--- start of DATA SECTION ---
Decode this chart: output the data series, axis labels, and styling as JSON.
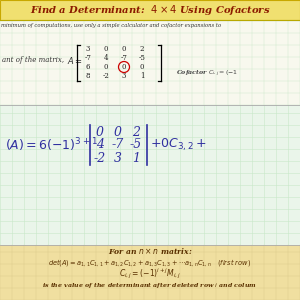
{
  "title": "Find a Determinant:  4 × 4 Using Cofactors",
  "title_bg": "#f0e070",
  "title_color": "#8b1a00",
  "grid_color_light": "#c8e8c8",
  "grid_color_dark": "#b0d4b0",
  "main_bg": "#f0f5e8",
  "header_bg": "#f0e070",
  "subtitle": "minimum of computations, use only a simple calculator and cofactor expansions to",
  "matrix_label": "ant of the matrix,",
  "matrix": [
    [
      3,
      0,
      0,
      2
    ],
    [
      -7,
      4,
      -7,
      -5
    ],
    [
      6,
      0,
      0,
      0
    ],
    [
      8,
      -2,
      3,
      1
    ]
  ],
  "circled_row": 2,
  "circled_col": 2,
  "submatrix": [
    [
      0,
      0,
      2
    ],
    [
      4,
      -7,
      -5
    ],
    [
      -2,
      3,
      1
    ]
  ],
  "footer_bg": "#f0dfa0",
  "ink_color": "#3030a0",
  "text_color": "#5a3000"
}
--- end of DATA SECTION ---
* DIRECTIONS
Your copy should match the records word for word, with the pictures removed.

* OUTPUT FOR THIS TASK
Decode this chart: output the data series, axis labels, and styling as JSON.
{
  "title": "Find a Determinant:  4 × 4 Using Cofactors",
  "title_bg": "#f0e070",
  "title_color": "#8b1a00",
  "grid_color_light": "#c8e8c8",
  "grid_color_dark": "#b0d4b0",
  "main_bg": "#f0f5e8",
  "header_bg": "#f0e070",
  "subtitle": "minimum of computations, use only a simple calculator and cofactor expansions to",
  "matrix_label": "ant of the matrix,",
  "matrix": [
    [
      3,
      0,
      0,
      2
    ],
    [
      -7,
      4,
      -7,
      -5
    ],
    [
      6,
      0,
      0,
      0
    ],
    [
      8,
      -2,
      3,
      1
    ]
  ],
  "circled_row": 2,
  "circled_col": 2,
  "submatrix": [
    [
      0,
      0,
      2
    ],
    [
      4,
      -7,
      -5
    ],
    [
      -2,
      3,
      1
    ]
  ],
  "footer_bg": "#f0dfa0",
  "ink_color": "#3030a0",
  "text_color": "#5a3000"
}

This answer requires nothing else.